# Set exercise:
Return all lines that include the string "text".
======== Extracted information
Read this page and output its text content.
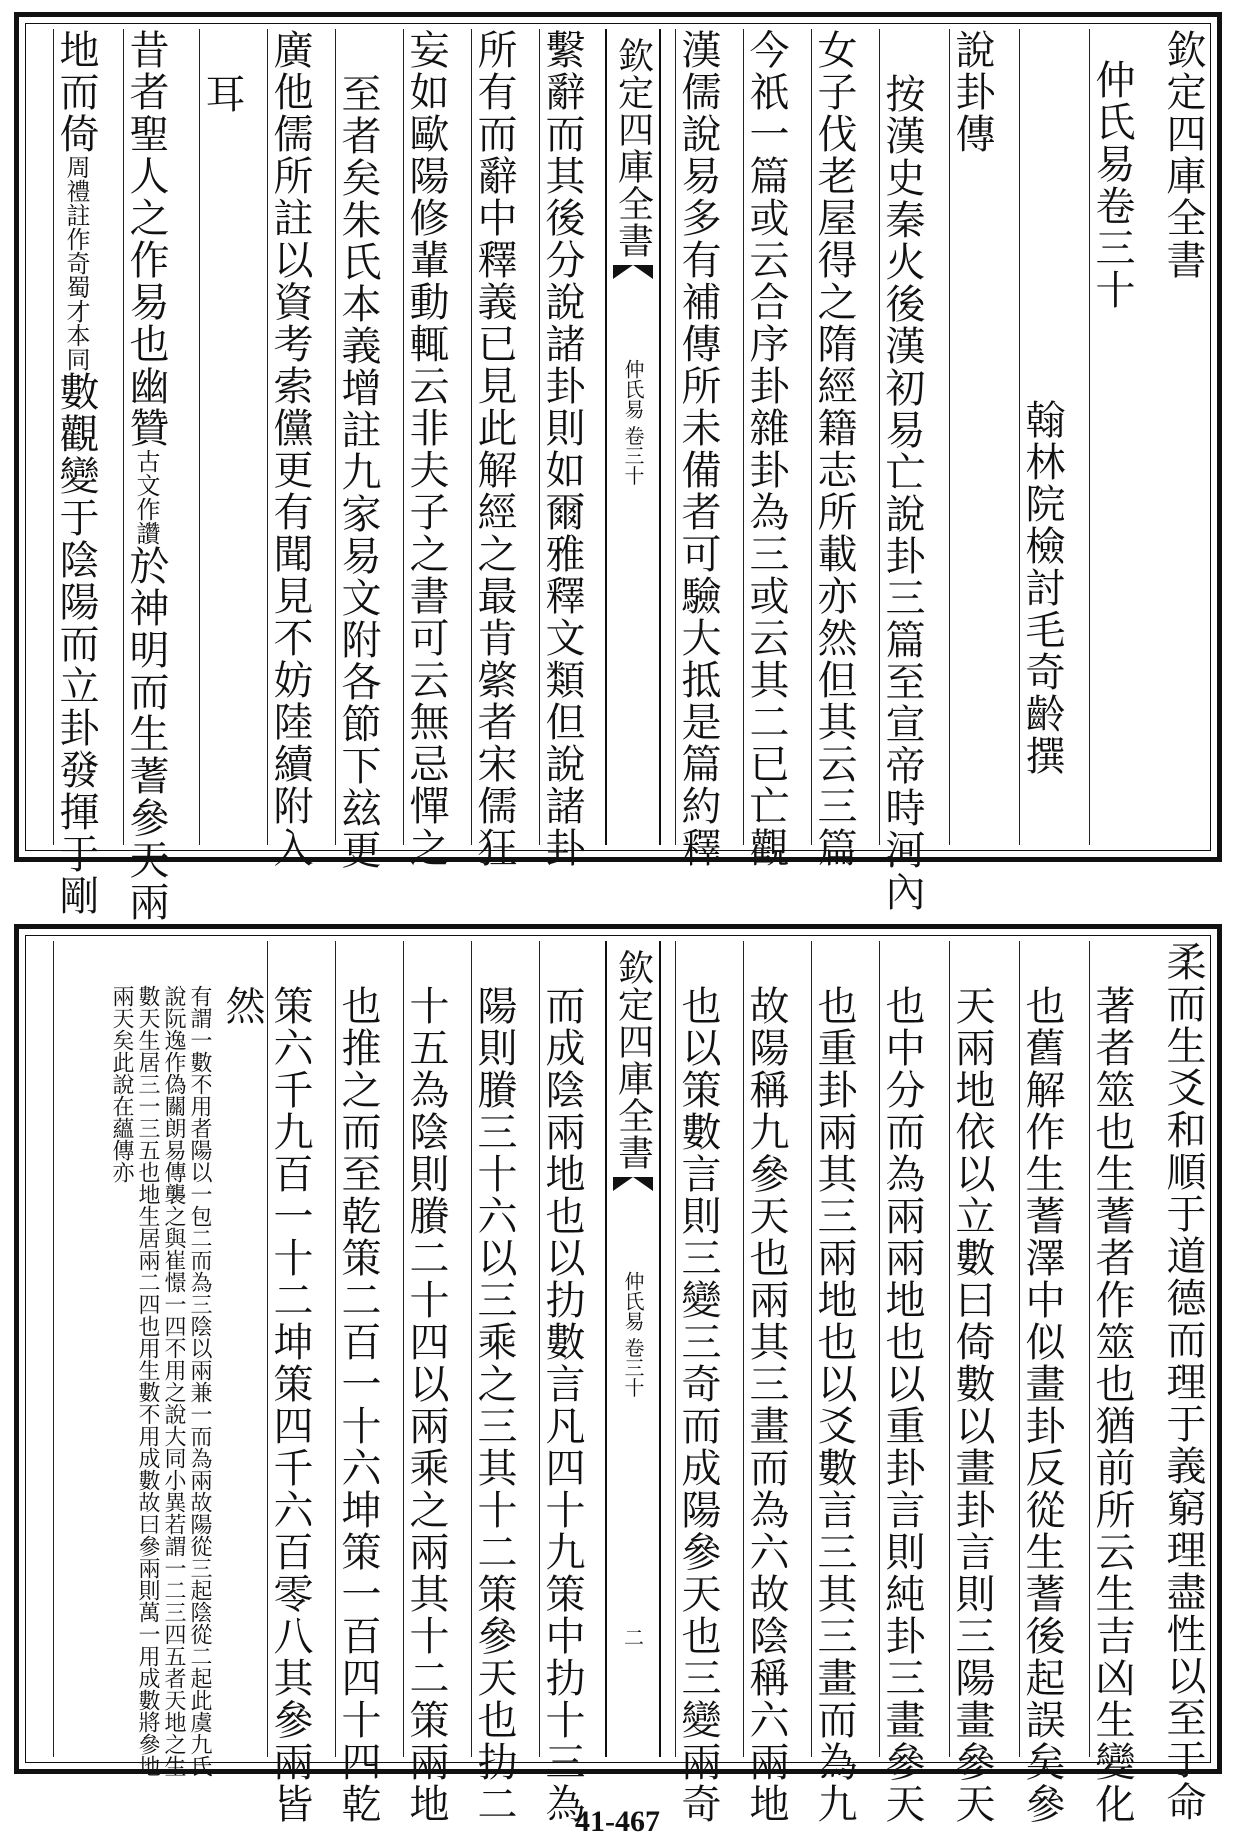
欽定四庫全書
仲氏易卷三十
翰林院檢討毛奇齡撰
說卦傳
按漢史秦火後漢初易亡說卦三篇至宣帝時河內
女子伐老屋得之隋經籍志所載亦然但其云三篇
今祇一篇或云合序卦雜卦為三或云其二已亡觀
漢儒說易多有補傳所未備者可驗大抵是篇約釋
欽定四庫全書
仲氏易 卷三十
繫辭而其後分說諸卦則如爾雅釋文類但說諸卦
所有而辭中釋義已見此解經之最肯綮者宋儒狂
妄如歐陽修輩動輒云非夫子之書可云無忌憚之
至者矣朱氏本義增註九家易文附各節下玆更
廣他儒所註以資考索儻更有聞見不妨陸續附入
耳
昔者聖人之作易也幽贊
古文作讚
於神明而生蓍參天兩
地而倚
周禮註作奇蜀才本同
數觀變于陰陽而立卦發揮于剛
柔而生爻和順于道德而理于義窮理盡性以至于命
著者筮也生蓍者作筮也猶前所云生吉凶生變化
也舊解作生蓍澤中似畫卦反從生蓍後起誤矣參
天兩地依以立數曰倚數以畫卦言則三陽畫參天
也中分而為兩兩地也以重卦言則純卦三畫參天
也重卦兩其三兩地也以爻數言三其三畫而為九
故陽稱九參天也兩其三畫而為六故陰稱六兩地
也以策數言則三變三奇而成陽參天也三變兩奇
欽定四庫全書
仲氏易 卷三十
二
而成陰兩地也以扐數言凡四十九策中扐十三為
陽則賸三十六以三乘之三其十二策參天也扐二
十五為陰則賸二十四以兩乘之兩其十二策兩地
也推之而至乾策二百一十六坤策一百四十四乾
策六千九百一十二坤策四千六百零八其參兩皆
然
有謂一數不用者陽以一包二而為三陰以兩兼一而為兩故陽從三起陰從二起此虞九氏說阮逸作偽關朗易傳襲之與崔憬一四不用之說大同小異若謂一二三四五者天地之生數天生居三一三五也地生居兩二四也用生數不用成數故曰參兩則萬一用成數將參地兩天矣此說在蘊傳亦
41-467
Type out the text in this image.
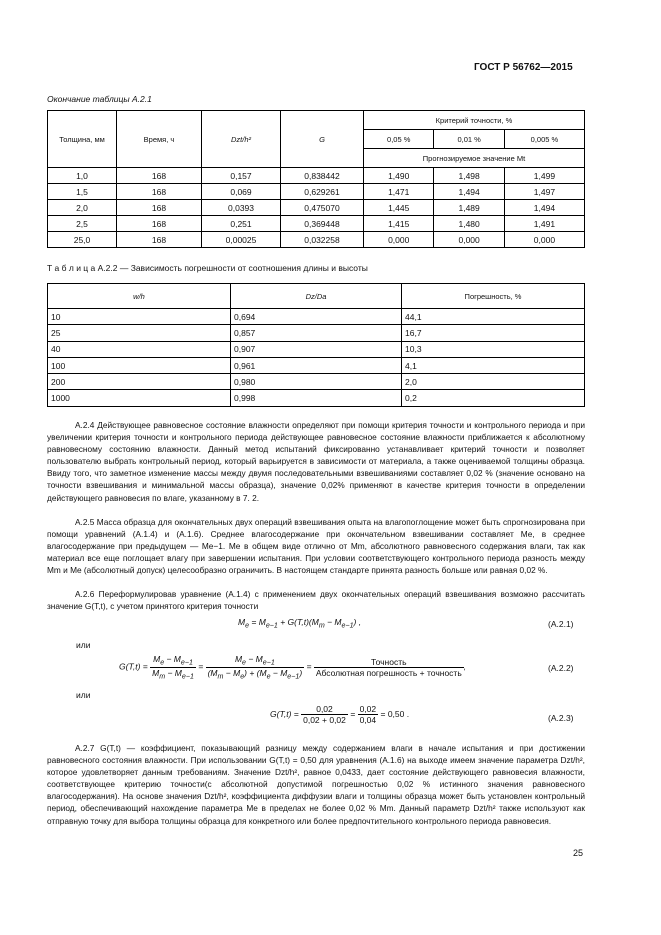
ГОСТ Р 56762—2015
Окончание таблицы А.2.1
Толщина, мм	Время, ч	Dzt/h²	G	Критерий точности, %		
				0,05 %	0,01 %	0,005 %
				Прогнозируемое значение Mt		
1,0	168	0,157	0,838442	1,490	1,498	1,499
1,5	168	0,069	0,629261	1,471	1,494	1,497
2,0	168	0,0393	0,475070	1,445	1,489	1,494
2,5	168	0,251	0,369448	1,415	1,480	1,491
25,0	168	0,00025	0,032258	0,000	0,000	0,000
Т а б л и ц а А.2.2 — Зависимость погрешности от соотношения длины и высоты
w/h	Dz/Da	Погрешность, %
10	0,694	44,1
25	0,857	16,7
40	0,907	10,3
100	0,961	4,1
200	0,980	2,0
1000	0,998	0,2

А.2.4 Действующее равновесное состояние влажности определяют при помощи критерия точности и контрольного периода и при увеличении критерия точности и контрольного периода действующее равновесное состояние влажности приближается к абсолютному равновесному состоянию влажности. Данный метод испытаний фиксированно устанавливает критерий точности и позволяет пользователю выбрать контрольный период, который варьируется в зависимости от материала, а также оцениваемой толщины образца. Ввиду того, что заметное изменение массы между двумя последовательными взвешиваниями составляет 0,02 % (значение основано на точности взвешивания и минимальной массы образца), значение 0,02% применяют в качестве критерия точности в определении действующего равновесия по влаге, указанному в 7. 2.

А.2.5 Масса образца для окончательных двух операций взвешивания опыта на влагопоглощение может быть спрогнозирована при помощи уравнений (А.1.4) и (А.1.6). Среднее влагосодержание при окончательном взвешивании составляет Me, в среднее влагосодержание при предыдущем — Me−1. Me в общем виде отлично от Mm, абсолютного равновесного содержания влаги, так как материал все еще поглощает влагу при завершении испытания. При условии соответствующего контрольного периода разность между Mm и Me (абсолютный допуск) целесообразно ограничить. В настоящем стандарте принята разность больше или равная 0,02 %.

А.2.6 Переформулировав уравнение (А.1.4) с применением двух окончательных операций взвешивания возможно рассчитать значение G(T,t), с учетом принятого критерия точности

$M_e = M_{e-1} + G(T,t)(M_m - M_{e-1})$ ,	(А.2.1)
или
$G(T,t) = \frac{M_e - M_{e-1}}{M_m - M_{e-1}} = \frac{M_e - M_{e-1}}{(M_m - M_e) + (M_e - M_{e-1})} = \frac{\text{Точность}}{\text{Абсолютная погрешность + точность}}$ ,	(А.2.2)
или
$G(T,t) = \frac{0,02}{0,02 + 0,02} = \frac{0,02}{0,04} = 0,50$ .	(А.2.3)

А.2.7 G(T,t) — коэффициент, показывающий разницу между содержанием влаги в начале испытания и при достижении равновесного состояния влажности. При использовании G(T,t) = 0,50 для уравнения (А.1.6) на выходе имеем значение параметра Dzt/h², которое удовлетворяет данным требованиям. Значение Dzt/h², равное 0,0433, дает состояние действующего равновесия влажности, соответствующее критерию точности(с абсолютной допустимой погрешностью 0,02 % истинного значения равновесного влагосодержания). На основе значения Dzt/h², коэффициента диффузии влаги и толщины образца может быть установлен контрольный период, обеспечивающий нахождение параметра Me в пределах не более 0,02 % Mm. Данный параметр Dzt/h² также используют как отправную точку для выбора толщины образца для конкретного или более предпочтительного контрольного периода равновесия.

25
================
# Correct output:
Read this page and output its text content.
Type out the text in this image.
$G(T,t) = \frac{M_e - M_{e-1}}{M_m - M_{e-1}} = \frac{M_e - M_{e-1}}{(M_m - M_e) + (M_e - M_{e-1})} = \frac{\text{Точность}}{\text{Абсолютная погрешность + точность}}$ ,	(А.2.2)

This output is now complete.